Collection entries:
━━━━━━━━━━

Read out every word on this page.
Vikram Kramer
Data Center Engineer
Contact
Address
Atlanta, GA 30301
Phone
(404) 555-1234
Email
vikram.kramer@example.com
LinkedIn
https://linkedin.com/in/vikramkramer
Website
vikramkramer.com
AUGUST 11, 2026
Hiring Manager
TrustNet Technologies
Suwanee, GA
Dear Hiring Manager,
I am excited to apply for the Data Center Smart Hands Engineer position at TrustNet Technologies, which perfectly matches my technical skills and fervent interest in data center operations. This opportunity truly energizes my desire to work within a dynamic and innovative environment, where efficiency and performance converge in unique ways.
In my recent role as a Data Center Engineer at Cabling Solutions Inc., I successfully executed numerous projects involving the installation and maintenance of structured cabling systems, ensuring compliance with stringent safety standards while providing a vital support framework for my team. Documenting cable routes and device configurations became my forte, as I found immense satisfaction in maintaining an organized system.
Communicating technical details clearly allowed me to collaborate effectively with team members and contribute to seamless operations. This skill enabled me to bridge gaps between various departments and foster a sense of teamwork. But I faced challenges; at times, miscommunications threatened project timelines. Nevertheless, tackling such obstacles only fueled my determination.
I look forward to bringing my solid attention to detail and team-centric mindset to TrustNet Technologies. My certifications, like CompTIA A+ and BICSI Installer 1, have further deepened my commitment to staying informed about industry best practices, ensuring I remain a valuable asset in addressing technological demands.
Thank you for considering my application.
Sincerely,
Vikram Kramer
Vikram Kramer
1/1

━━━━━━━━━━

Exercise goal: From the data above, gather every line that includes the word "Technologies".

Response below:
TrustNet Technologies
I am excited to apply for the Data Center Smart Hands Engineer position at TrustNet Technologies, which perfectly matches my technical skills and fervent interest in data center operations. This opportunity truly energizes my desire to work within a dynamic and innovative environment, where efficiency and performance converge in unique ways.
I look forward to bringing my solid attention to detail and team-centric mindset to TrustNet Technologies. My certifications, like CompTIA A+ and BICSI Installer 1, have further deepened my commitment to staying informed about industry best practices, ensuring I remain a valuable asset in addressing technological demands.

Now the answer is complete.